TASK BRIEF:
From the listing below, pull each line that includes "xlabel".

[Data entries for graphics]
- - -

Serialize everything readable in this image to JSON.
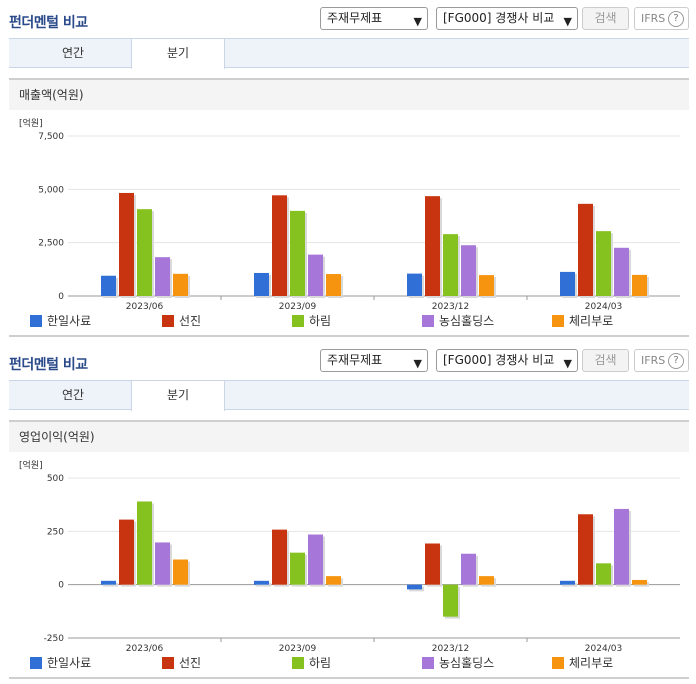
{
  "panels": [
    {
      "header": {
        "title": "펀더멘털 비교",
        "select1": "주재무제표",
        "select2": "[FG000] 경쟁사 비교",
        "search_label": "검색",
        "ifrs_label": "IFRS",
        "help_glyph": "?"
      },
      "tabs": [
        {
          "label": "연간"
        },
        {
          "label": "분기"
        }
      ],
      "active_tab": "분기",
      "section_title": "매출액(억원)"
    },
    {
      "header": {
        "title": "펀더멘털 비교",
        "select1": "주재무제표",
        "select2": "[FG000] 경쟁사 비교",
        "search_label": "검색",
        "ifrs_label": "IFRS",
        "help_glyph": "?"
      },
      "tabs": [
        {
          "label": "연간"
        },
        {
          "label": "분기"
        }
      ],
      "active_tab": "분기",
      "section_title": "영업이익(억원)"
    }
  ],
  "chart_data": [
    {
      "type": "bar",
      "unit_label": "[억원]",
      "categories": [
        "2023/06",
        "2023/09",
        "2023/12",
        "2024/03"
      ],
      "yticks": [
        "7,500",
        "5,000",
        "2,500",
        "0"
      ],
      "ylim": [
        0,
        7500
      ],
      "series": [
        {
          "name": "한일사료",
          "color": "#2f6fd6",
          "values": [
            950,
            1080,
            1050,
            1130
          ]
        },
        {
          "name": "선진",
          "color": "#c8340f",
          "values": [
            4830,
            4720,
            4680,
            4320
          ]
        },
        {
          "name": "하림",
          "color": "#86c21f",
          "values": [
            4070,
            3990,
            2900,
            3040
          ]
        },
        {
          "name": "농심홀딩스",
          "color": "#a676d9",
          "values": [
            1820,
            1940,
            2380,
            2260
          ]
        },
        {
          "name": "체리부로",
          "color": "#f7940f",
          "values": [
            1040,
            1030,
            980,
            990
          ]
        }
      ]
    },
    {
      "type": "bar",
      "unit_label": "[억원]",
      "categories": [
        "2023/06",
        "2023/09",
        "2023/12",
        "2024/03"
      ],
      "yticks": [
        "500",
        "250",
        "0",
        "-250"
      ],
      "ylim": [
        -250,
        500
      ],
      "series": [
        {
          "name": "한일사료",
          "color": "#2f6fd6",
          "values": [
            18,
            18,
            -22,
            18
          ]
        },
        {
          "name": "선진",
          "color": "#c8340f",
          "values": [
            305,
            258,
            193,
            330
          ]
        },
        {
          "name": "하림",
          "color": "#86c21f",
          "values": [
            390,
            150,
            -150,
            100
          ]
        },
        {
          "name": "농심홀딩스",
          "color": "#a676d9",
          "values": [
            198,
            235,
            145,
            355
          ]
        },
        {
          "name": "체리부로",
          "color": "#f7940f",
          "values": [
            118,
            40,
            40,
            22
          ]
        }
      ]
    }
  ]
}
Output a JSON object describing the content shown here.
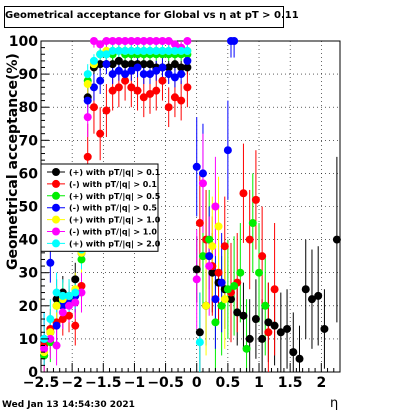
{
  "title": "Geometrical acceptance for Global vs  η at pT > 0.11",
  "ylabel": "Geometrical acceptance(%)",
  "xlabel": "η",
  "date": "Wed Jan 13 14:54:30 2021",
  "chart_data": {
    "type": "scatter",
    "xlim": [
      -2.5,
      2.3
    ],
    "ylim": [
      0,
      100
    ],
    "xticks": [
      "−2.5",
      "−2",
      "−1.5",
      "−1",
      "−0.5",
      "0",
      "0.5",
      "1",
      "1.5",
      "2"
    ],
    "xtick_values": [
      -2.5,
      -2,
      -1.5,
      -1,
      -0.5,
      0,
      0.5,
      1,
      1.5,
      2
    ],
    "yticks": [
      "0",
      "10",
      "20",
      "30",
      "40",
      "50",
      "60",
      "70",
      "80",
      "90",
      "100"
    ],
    "ytick_values": [
      0,
      10,
      20,
      30,
      40,
      50,
      60,
      70,
      80,
      90,
      100
    ],
    "grid": true,
    "legend_position": "left-middle",
    "series": [
      {
        "name": "(+) with pT/|q| > 0.1",
        "color": "#000000",
        "x": [
          -2.45,
          -2.35,
          -2.25,
          -2.15,
          -2.05,
          -1.95,
          -1.85,
          -1.75,
          -1.65,
          -1.55,
          -1.45,
          -1.35,
          -1.25,
          -1.15,
          -1.05,
          -0.95,
          -0.85,
          -0.75,
          -0.65,
          -0.55,
          -0.45,
          -0.35,
          -0.25,
          -0.15,
          0.0,
          0.05,
          0.15,
          0.25,
          0.35,
          0.45,
          0.55,
          0.65,
          0.75,
          0.85,
          0.95,
          1.05,
          1.15,
          1.25,
          1.35,
          1.45,
          1.55,
          1.65,
          1.75,
          1.85,
          1.95,
          2.05,
          2.25
        ],
        "y": [
          5,
          12,
          22,
          24,
          23,
          28,
          36,
          83,
          92,
          93,
          93,
          93,
          94,
          93,
          93,
          93,
          93,
          93,
          92,
          92,
          92,
          93,
          92,
          92,
          31,
          12,
          20,
          30,
          27,
          25,
          22,
          18,
          17,
          10,
          16,
          10,
          15,
          14,
          12,
          13,
          6,
          4,
          25,
          22,
          23,
          13,
          40
        ],
        "yerr": [
          8,
          6,
          6,
          5,
          5,
          5,
          6,
          3,
          2,
          2,
          2,
          2,
          2,
          2,
          2,
          2,
          2,
          2,
          2,
          2,
          2,
          2,
          2,
          2,
          10,
          12,
          12,
          12,
          12,
          12,
          12,
          10,
          10,
          12,
          12,
          12,
          12,
          12,
          12,
          12,
          12,
          10,
          15,
          15,
          15,
          12,
          25
        ]
      },
      {
        "name": "(-) with pT/|q| > 0.1",
        "color": "#ff0000",
        "x": [
          -2.45,
          -2.35,
          -2.25,
          -2.15,
          -2.05,
          -1.95,
          -1.85,
          -1.75,
          -1.65,
          -1.55,
          -1.45,
          -1.35,
          -1.25,
          -1.15,
          -1.05,
          -0.95,
          -0.85,
          -0.75,
          -0.65,
          -0.55,
          -0.45,
          -0.35,
          -0.25,
          -0.15,
          0.05,
          0.15,
          0.25,
          0.35,
          0.45,
          0.55,
          0.65,
          0.75,
          0.85,
          0.95,
          1.05,
          1.15,
          1.25
        ],
        "y": [
          8,
          13,
          15,
          16,
          17,
          14,
          26,
          65,
          80,
          72,
          79,
          85,
          86,
          88,
          86,
          85,
          83,
          84,
          85,
          88,
          80,
          83,
          82,
          86,
          45,
          40,
          32,
          30,
          38,
          24,
          27,
          54,
          40,
          52,
          35,
          12,
          25
        ],
        "yerr": [
          8,
          6,
          6,
          5,
          5,
          6,
          8,
          10,
          8,
          8,
          8,
          6,
          6,
          6,
          6,
          6,
          6,
          6,
          6,
          6,
          6,
          6,
          6,
          6,
          15,
          15,
          15,
          15,
          15,
          15,
          15,
          15,
          15,
          15,
          15,
          15,
          20
        ]
      },
      {
        "name": "(+) with pT/|q| > 0.5",
        "color": "#00ee00",
        "x": [
          -2.45,
          -2.35,
          -2.25,
          -2.15,
          -2.05,
          -1.95,
          -1.85,
          -1.75,
          -1.65,
          -1.55,
          -1.45,
          -1.35,
          -1.25,
          -1.15,
          -1.05,
          -0.95,
          -0.85,
          -0.75,
          -0.65,
          -0.55,
          -0.45,
          -0.35,
          -0.25,
          -0.15,
          0.1,
          0.2,
          0.3,
          0.4,
          0.5,
          0.6,
          0.7,
          0.8,
          0.9,
          1.0,
          1.1
        ],
        "y": [
          5,
          9,
          20,
          21,
          22,
          23,
          34,
          88,
          93,
          96,
          96,
          96,
          97,
          96,
          96,
          96,
          96,
          96,
          96,
          96,
          96,
          96,
          96,
          96,
          35,
          40,
          15,
          20,
          25,
          26,
          30,
          7,
          45,
          30,
          20
        ],
        "yerr": [
          8,
          6,
          6,
          5,
          5,
          5,
          6,
          3,
          2,
          2,
          2,
          2,
          2,
          2,
          2,
          2,
          2,
          2,
          2,
          2,
          2,
          2,
          2,
          2,
          15,
          15,
          15,
          15,
          15,
          15,
          15,
          15,
          15,
          15,
          15
        ]
      },
      {
        "name": "(-) with pT/|q| > 0.5",
        "color": "#0000ff",
        "x": [
          -2.45,
          -2.35,
          -2.25,
          -2.15,
          -2.05,
          -1.95,
          -1.85,
          -1.75,
          -1.65,
          -1.55,
          -1.45,
          -1.35,
          -1.25,
          -1.15,
          -1.05,
          -0.95,
          -0.85,
          -0.75,
          -0.65,
          -0.55,
          -0.45,
          -0.35,
          -0.25,
          -0.15,
          0.0,
          0.1,
          0.2,
          0.3,
          0.4,
          0.5,
          0.55,
          0.6
        ],
        "y": [
          10,
          33,
          14,
          20,
          21,
          23,
          36,
          82,
          86,
          88,
          93,
          90,
          91,
          90,
          91,
          92,
          90,
          90,
          91,
          92,
          90,
          89,
          90,
          94,
          62,
          60,
          35,
          22,
          27,
          67,
          100,
          100
        ],
        "yerr": [
          8,
          6,
          6,
          5,
          5,
          5,
          6,
          4,
          4,
          4,
          3,
          3,
          3,
          3,
          3,
          3,
          3,
          3,
          3,
          3,
          3,
          3,
          3,
          3,
          15,
          15,
          15,
          15,
          15,
          15,
          5,
          5
        ]
      },
      {
        "name": "(+) with pT/|q| > 1.0",
        "color": "#ffff00",
        "x": [
          -2.45,
          -2.35,
          -2.25,
          -2.15,
          -2.05,
          -1.95,
          -1.85,
          -1.75,
          -1.65,
          -1.55,
          -1.45,
          -1.35,
          -1.25,
          -1.15,
          -1.05,
          -0.95,
          -0.85,
          -0.75,
          -0.65,
          -0.55,
          -0.45,
          -0.35,
          -0.25,
          -0.15,
          0.15,
          0.25,
          0.35,
          0.45
        ],
        "y": [
          6,
          12,
          20,
          22,
          23,
          25,
          36,
          87,
          93,
          96,
          97,
          97,
          97,
          97,
          97,
          97,
          97,
          97,
          97,
          97,
          97,
          97,
          97,
          97,
          20,
          38,
          44,
          22
        ],
        "yerr": [
          8,
          6,
          6,
          5,
          5,
          5,
          6,
          3,
          2,
          2,
          2,
          2,
          2,
          2,
          2,
          2,
          2,
          2,
          2,
          2,
          2,
          2,
          2,
          2,
          15,
          15,
          15,
          15
        ]
      },
      {
        "name": "(-) with pT/|q| > 1.0",
        "color": "#ff00ff",
        "x": [
          -2.45,
          -2.35,
          -2.25,
          -2.15,
          -2.05,
          -1.95,
          -1.85,
          -1.75,
          -1.65,
          -1.55,
          -1.45,
          -1.35,
          -1.25,
          -1.15,
          -1.05,
          -0.95,
          -0.85,
          -0.75,
          -0.65,
          -0.55,
          -0.45,
          -0.35,
          -0.25,
          -0.15,
          0.0,
          0.1,
          0.2,
          0.3
        ],
        "y": [
          7,
          10,
          8,
          18,
          20,
          21,
          24,
          77,
          100,
          99,
          100,
          100,
          100,
          100,
          100,
          100,
          100,
          100,
          100,
          100,
          100,
          99,
          98,
          100,
          28,
          57,
          32,
          50
        ],
        "yerr": [
          8,
          6,
          6,
          5,
          5,
          5,
          6,
          6,
          2,
          2,
          2,
          2,
          2,
          2,
          2,
          2,
          2,
          2,
          2,
          2,
          2,
          2,
          2,
          2,
          15,
          15,
          15,
          15
        ]
      },
      {
        "name": "(+) with pT/|q| > 2.0",
        "color": "#00ffff",
        "x": [
          -2.45,
          -2.35,
          -2.25,
          -2.15,
          -2.05,
          -1.95,
          -1.85,
          -1.75,
          -1.65,
          -1.55,
          -1.45,
          -1.35,
          -1.25,
          -1.15,
          -1.05,
          -0.95,
          -0.85,
          -0.75,
          -0.65,
          -0.55,
          -0.45,
          -0.35,
          -0.25,
          -0.15,
          0.05
        ],
        "y": [
          10,
          16,
          24,
          23,
          23,
          24,
          37,
          90,
          94,
          96,
          96,
          97,
          97,
          97,
          97,
          97,
          97,
          97,
          97,
          97,
          97,
          97,
          97,
          97,
          9
        ],
        "yerr": [
          8,
          6,
          6,
          5,
          5,
          5,
          6,
          3,
          2,
          2,
          2,
          2,
          2,
          2,
          2,
          2,
          2,
          2,
          2,
          2,
          2,
          2,
          2,
          2,
          15
        ]
      }
    ]
  }
}
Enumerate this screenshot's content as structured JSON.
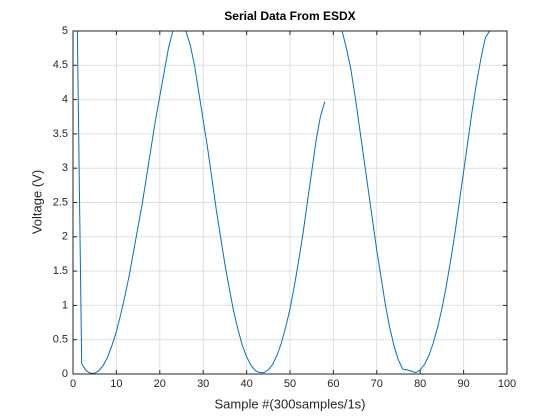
{
  "chart_data": {
    "type": "line",
    "title": "Serial Data From ESDX",
    "xlabel": "Sample #(300samples/1s)",
    "ylabel": "Voltage (V)",
    "x": [
      1,
      2,
      3,
      4,
      5,
      6,
      7,
      8,
      9,
      10,
      11,
      12,
      13,
      14,
      15,
      16,
      17,
      18,
      19,
      20,
      21,
      22,
      23,
      24,
      25,
      26,
      27,
      28,
      29,
      30,
      31,
      32,
      33,
      34,
      35,
      36,
      37,
      38,
      39,
      40,
      41,
      42,
      43,
      44,
      45,
      46,
      47,
      48,
      49,
      50,
      51,
      52,
      53,
      54,
      55,
      56,
      57,
      58,
      59,
      60,
      61,
      62,
      63,
      64,
      65,
      66,
      67,
      68,
      69,
      70,
      71,
      72,
      73,
      74,
      75,
      76,
      77,
      78,
      79,
      80,
      81,
      82,
      83,
      84,
      85,
      86,
      87,
      88,
      89,
      90,
      91,
      92,
      93,
      94,
      95,
      96,
      97
    ],
    "values": [
      5,
      0.15,
      0.05,
      0.01,
      0.01,
      0.05,
      0.13,
      0.25,
      0.42,
      0.62,
      0.87,
      1.15,
      1.45,
      1.8,
      2.15,
      2.5,
      2.9,
      3.3,
      3.7,
      4.05,
      4.4,
      4.75,
      5,
      5,
      5,
      5,
      4.8,
      4.5,
      4.1,
      3.7,
      3.3,
      2.85,
      2.4,
      2.0,
      1.6,
      1.25,
      0.92,
      0.65,
      0.42,
      0.25,
      0.13,
      0.05,
      0.02,
      0.02,
      0.06,
      0.14,
      0.27,
      0.45,
      0.68,
      0.95,
      1.28,
      1.65,
      2.05,
      2.5,
      2.95,
      3.4,
      3.75,
      3.97,
      null,
      null,
      null,
      5,
      4.75,
      4.45,
      4.05,
      3.6,
      3.15,
      2.7,
      2.25,
      1.8,
      1.4,
      1.0,
      0.67,
      0.4,
      0.2,
      0.07,
      0.06,
      0.04,
      0.02,
      0.06,
      0.14,
      0.27,
      0.45,
      0.68,
      0.95,
      1.28,
      1.65,
      2.05,
      2.5,
      2.95,
      3.4,
      3.85,
      4.25,
      4.6,
      4.9,
      5,
      5
    ],
    "color": "#0072bd",
    "xlim": [
      0,
      100
    ],
    "xticks": [
      0,
      10,
      20,
      30,
      40,
      50,
      60,
      70,
      80,
      90,
      100
    ],
    "ylim": [
      0,
      5
    ],
    "yticks": [
      0,
      0.5,
      1,
      1.5,
      2,
      2.5,
      3,
      3.5,
      4,
      4.5,
      5
    ],
    "grid": true
  }
}
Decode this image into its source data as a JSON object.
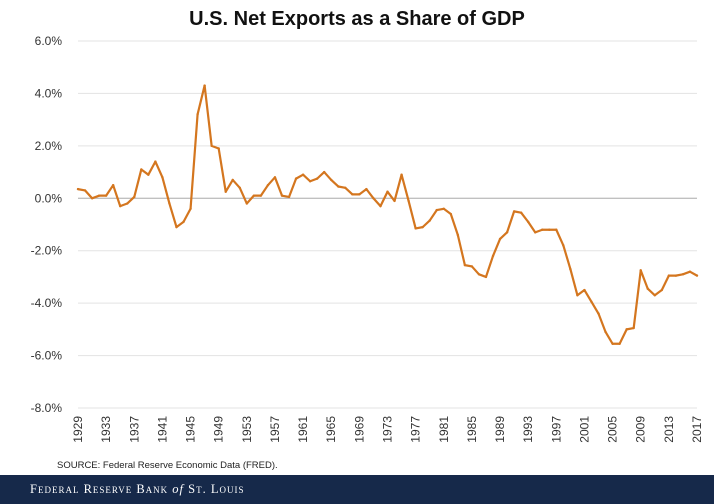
{
  "title": "U.S. Net Exports as a Share of GDP",
  "source": "SOURCE: Federal Reserve Economic Data (FRED).",
  "footer": {
    "part1": "Federal Reserve Bank ",
    "part2": "of",
    "part3": " St. Louis"
  },
  "colors": {
    "line": "#d4761f",
    "footer_bg": "#16294a",
    "grid": "#e3e3e3"
  },
  "chart_data": {
    "type": "line",
    "title": "U.S. Net Exports as a Share of GDP",
    "xlabel": "",
    "ylabel": "",
    "ylim": [
      -8.0,
      6.0
    ],
    "xlim": [
      1929,
      2017
    ],
    "grid": true,
    "y_ticks": [
      "6.0%",
      "4.0%",
      "2.0%",
      "0.0%",
      "-2.0%",
      "-4.0%",
      "-6.0%",
      "-8.0%"
    ],
    "x_ticks": [
      "1929",
      "1933",
      "1937",
      "1941",
      "1945",
      "1949",
      "1953",
      "1957",
      "1961",
      "1965",
      "1969",
      "1973",
      "1977",
      "1981",
      "1985",
      "1989",
      "1993",
      "1997",
      "2001",
      "2005",
      "2009",
      "2013",
      "2017"
    ],
    "series": [
      {
        "x": [
          1929,
          1930,
          1931,
          1932,
          1933,
          1934,
          1935,
          1936,
          1937,
          1938,
          1939,
          1940,
          1941,
          1942,
          1943,
          1944,
          1945,
          1946,
          1947,
          1948,
          1949,
          1950,
          1951,
          1952,
          1953,
          1954,
          1955,
          1956,
          1957,
          1958,
          1959,
          1960,
          1961,
          1962,
          1963,
          1964,
          1965,
          1966,
          1967,
          1968,
          1969,
          1970,
          1971,
          1972,
          1973,
          1974,
          1975,
          1976,
          1977,
          1978,
          1979,
          1980,
          1981,
          1982,
          1983,
          1984,
          1985,
          1986,
          1987,
          1988,
          1989,
          1990,
          1991,
          1992,
          1993,
          1994,
          1995,
          1996,
          1997,
          1998,
          1999,
          2000,
          2001,
          2002,
          2003,
          2004,
          2005,
          2006,
          2007,
          2008,
          2009,
          2010,
          2011,
          2012,
          2013,
          2014,
          2015,
          2016,
          2017
        ],
        "values": [
          0.35,
          0.3,
          0.0,
          0.1,
          0.1,
          0.5,
          -0.3,
          -0.2,
          0.05,
          1.1,
          0.9,
          1.4,
          0.8,
          -0.2,
          -1.1,
          -0.9,
          -0.4,
          3.2,
          4.3,
          2.0,
          1.9,
          0.25,
          0.7,
          0.4,
          -0.2,
          0.1,
          0.1,
          0.5,
          0.8,
          0.1,
          0.05,
          0.75,
          0.9,
          0.65,
          0.75,
          1.0,
          0.7,
          0.45,
          0.4,
          0.15,
          0.15,
          0.35,
          0.0,
          -0.3,
          0.25,
          -0.1,
          0.9,
          -0.1,
          -1.15,
          -1.1,
          -0.85,
          -0.45,
          -0.4,
          -0.6,
          -1.4,
          -2.55,
          -2.6,
          -2.9,
          -3.0,
          -2.2,
          -1.55,
          -1.3,
          -0.5,
          -0.55,
          -0.9,
          -1.3,
          -1.2,
          -1.2,
          -1.2,
          -1.8,
          -2.7,
          -3.7,
          -3.5,
          -3.95,
          -4.4,
          -5.1,
          -5.55,
          -5.55,
          -5.0,
          -4.95,
          -2.75,
          -3.45,
          -3.7,
          -3.5,
          -2.95,
          -2.95,
          -2.9,
          -2.8,
          -2.95
        ]
      }
    ]
  }
}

- - -

RESULT OF THE TASK:
  "xlabel": "η",
    "xlabel": "Sample #(300samples/1s)",
    "xlabel": "",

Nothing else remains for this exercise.